Stored dataset items:
»»

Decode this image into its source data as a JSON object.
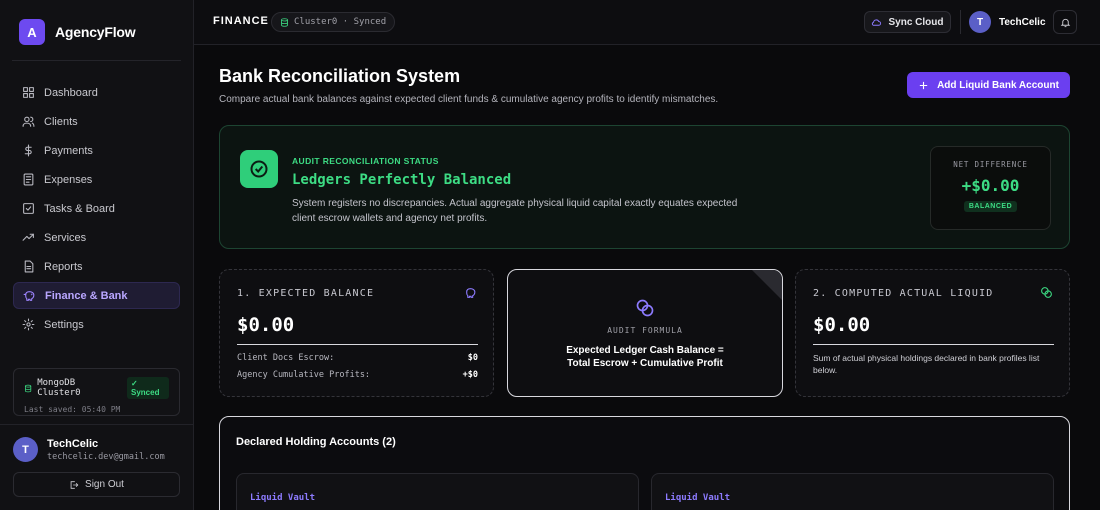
{
  "brand": {
    "logo_letter": "A",
    "name": "AgencyFlow",
    "accent": "#6d4af0"
  },
  "sidebar": {
    "items": [
      {
        "label": "Dashboard",
        "icon": "dashboard-icon"
      },
      {
        "label": "Clients",
        "icon": "users-icon"
      },
      {
        "label": "Payments",
        "icon": "dollar-icon"
      },
      {
        "label": "Expenses",
        "icon": "receipt-icon"
      },
      {
        "label": "Tasks & Board",
        "icon": "checkbox-icon"
      },
      {
        "label": "Services",
        "icon": "trending-icon"
      },
      {
        "label": "Reports",
        "icon": "report-icon"
      },
      {
        "label": "Finance & Bank",
        "icon": "piggy-bank-icon",
        "active": true
      },
      {
        "label": "Settings",
        "icon": "gear-icon"
      }
    ],
    "db": {
      "name": "MongoDB Cluster0",
      "status": "Synced",
      "saved": "Last saved: 05:40 PM"
    },
    "user": {
      "initial": "T",
      "name": "TechCelic",
      "email": "techcelic.dev@gmail.com"
    },
    "signout_label": "Sign Out"
  },
  "topbar": {
    "title": "FINANCE",
    "cluster_pill": "Cluster0 · Synced",
    "sync_label": "Sync Cloud",
    "user_initial": "T",
    "user_name": "TechCelic"
  },
  "page": {
    "title": "Bank Reconciliation System",
    "subtitle": "Compare actual bank balances against expected client funds & cumulative agency profits to identify mismatches.",
    "add_button": "Add Liquid Bank Account"
  },
  "status": {
    "eyebrow": "AUDIT RECONCILIATION STATUS",
    "headline": "Ledgers Perfectly Balanced",
    "description": "System registers no discrepancies. Actual aggregate physical liquid capital exactly equates expected client escrow wallets and agency net profits.",
    "net_label": "NET DIFFERENCE",
    "net_value": "+$0.00",
    "net_badge": "BALANCED",
    "color": "#3ddc84"
  },
  "expected": {
    "heading": "1. EXPECTED BALANCE",
    "value": "$0.00",
    "rows": [
      {
        "label": "Client Docs Escrow:",
        "value": "$0"
      },
      {
        "label": "Agency Cumulative Profits:",
        "value": "+$0"
      }
    ]
  },
  "formula": {
    "label": "AUDIT FORMULA",
    "line1": "Expected Ledger Cash Balance =",
    "line2": "Total Escrow + Cumulative Profit"
  },
  "actual": {
    "heading": "2. COMPUTED ACTUAL LIQUID",
    "value": "$0.00",
    "note": "Sum of actual physical holdings declared in bank profiles list below."
  },
  "holdings": {
    "title": "Declared Holding Accounts (2)",
    "accounts": [
      {
        "label": "Liquid Vault"
      },
      {
        "label": "Liquid Vault"
      }
    ]
  }
}
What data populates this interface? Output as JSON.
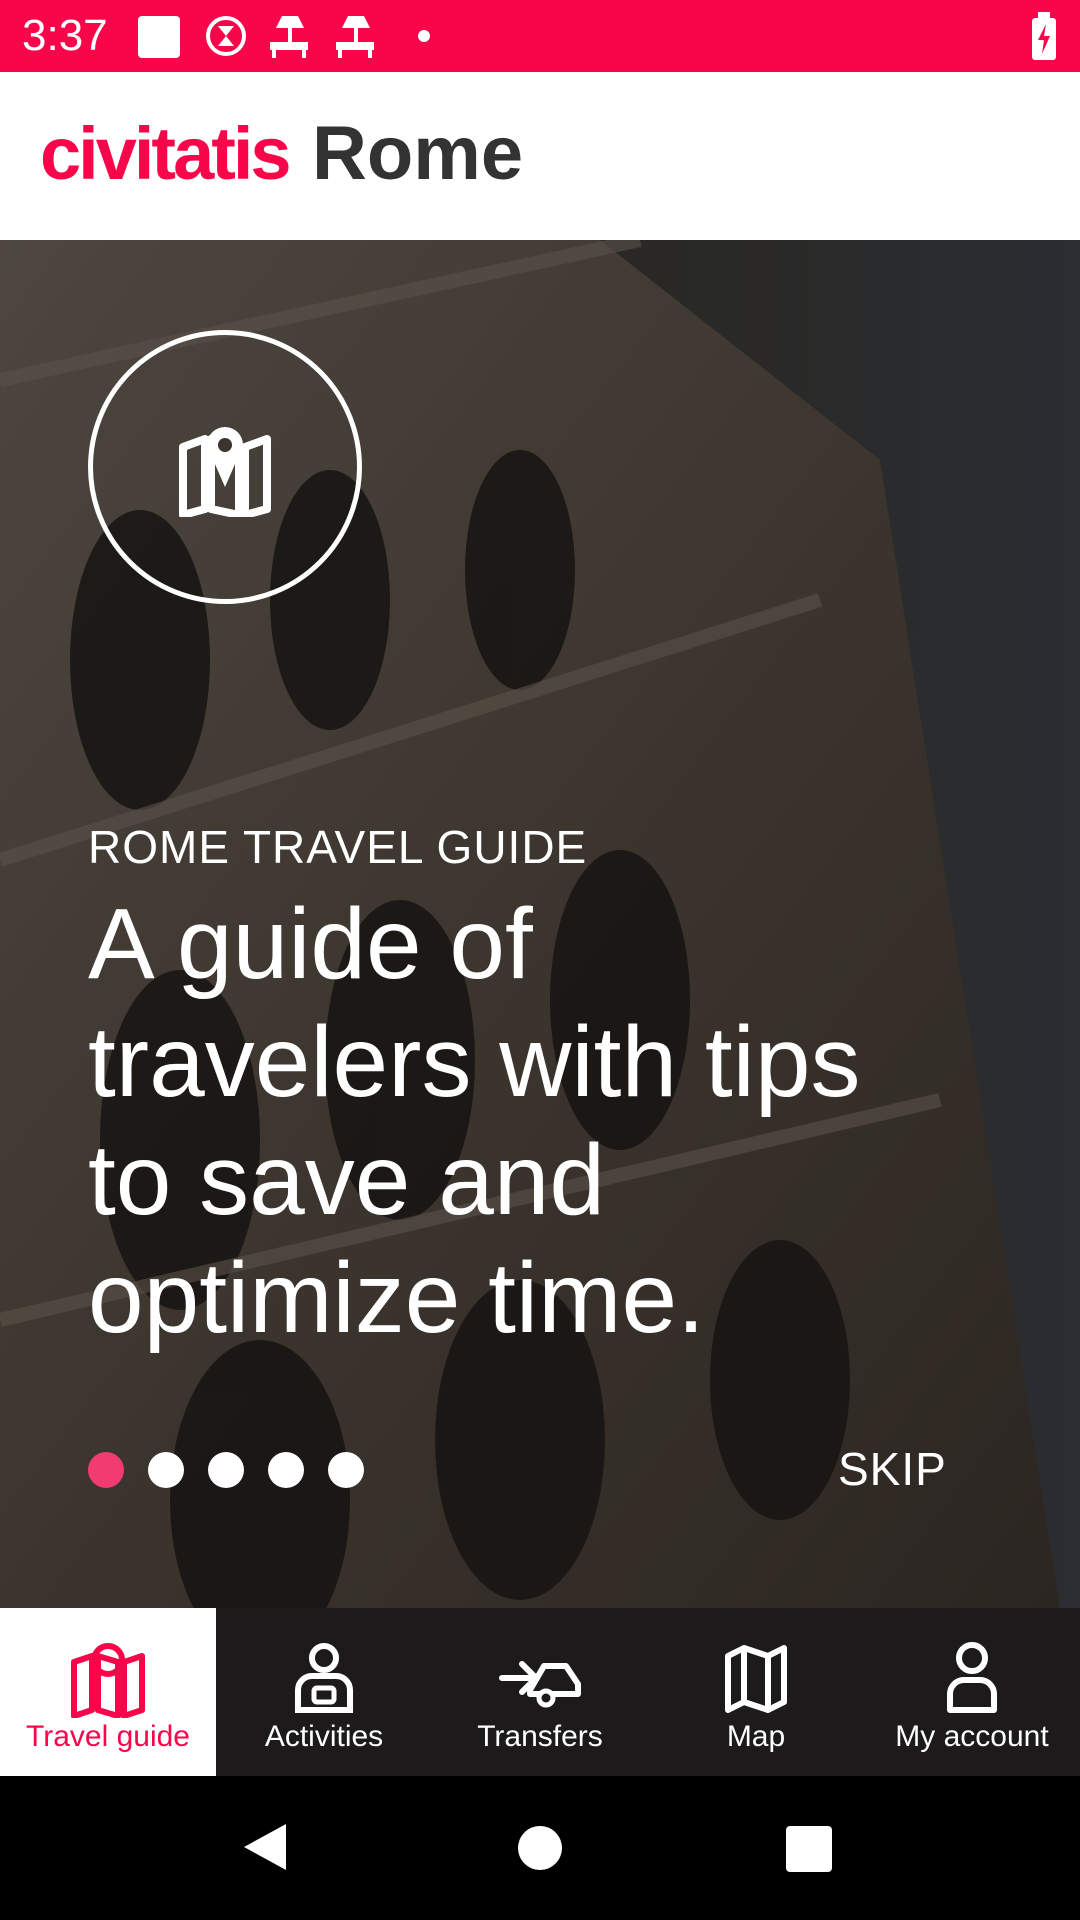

««

# What to work on:
Go through the listing above and quote it exactly, apart from its images.

# Exercise solution:
Decode this image into its source data as a JSON object.
{
  "brand": {
    "logo_letter": "A",
    "name": "AgencyFlow",
    "accent": "#6d4af0"
  },
  "sidebar": {
    "items": [
      {
        "label": "Dashboard",
        "icon": "dashboard-icon"
      },
      {
        "label": "Clients",
        "icon": "users-icon"
      },
      {
        "label": "Payments",
        "icon": "dollar-icon"
      },
      {
        "label": "Expenses",
        "icon": "receipt-icon"
      },
      {
        "label": "Tasks & Board",
        "icon": "checkbox-icon"
      },
      {
        "label": "Services",
        "icon": "trending-icon"
      },
      {
        "label": "Reports",
        "icon": "report-icon"
      },
      {
        "label": "Finance & Bank",
        "icon": "piggy-bank-icon",
        "active": true
      },
      {
        "label": "Settings",
        "icon": "gear-icon"
      }
    ],
    "db": {
      "name": "MongoDB Cluster0",
      "status": "Synced",
      "saved": "Last saved: 05:40 PM"
    },
    "user": {
      "initial": "T",
      "name": "TechCelic",
      "email": "techcelic.dev@gmail.com"
    },
    "signout_label": "Sign Out"
  },
  "topbar": {
    "title": "FINANCE",
    "cluster_pill": "Cluster0 · Synced",
    "sync_label": "Sync Cloud",
    "user_initial": "T",
    "user_name": "TechCelic"
  },
  "page": {
    "title": "Bank Reconciliation System",
    "subtitle": "Compare actual bank balances against expected client funds & cumulative agency profits to identify mismatches.",
    "add_button": "Add Liquid Bank Account"
  },
  "status": {
    "eyebrow": "AUDIT RECONCILIATION STATUS",
    "headline": "Ledgers Perfectly Balanced",
    "description": "System registers no discrepancies. Actual aggregate physical liquid capital exactly equates expected client escrow wallets and agency net profits.",
    "net_label": "NET DIFFERENCE",
    "net_value": "+$0.00",
    "net_badge": "BALANCED",
    "color": "#3ddc84"
  },
  "expected": {
    "heading": "1. EXPECTED BALANCE",
    "value": "$0.00",
    "rows": [
      {
        "label": "Client Docs Escrow:",
        "value": "$0"
      },
      {
        "label": "Agency Cumulative Profits:",
        "value": "+$0"
      }
    ]
  },
  "formula": {
    "label": "AUDIT FORMULA",
    "line1": "Expected Ledger Cash Balance =",
    "line2": "Total Escrow + Cumulative Profit"
  },
  "actual": {
    "heading": "2. COMPUTED ACTUAL LIQUID",
    "value": "$0.00",
    "note": "Sum of actual physical holdings declared in bank profiles list below."
  },
  "holdings": {
    "title": "Declared Holding Accounts (2)",
    "accounts": [
      {
        "label": "Liquid Vault"
      },
      {
        "label": "Liquid Vault"
      }
    ]
  }
}
What data populates this interface? Output as JSON.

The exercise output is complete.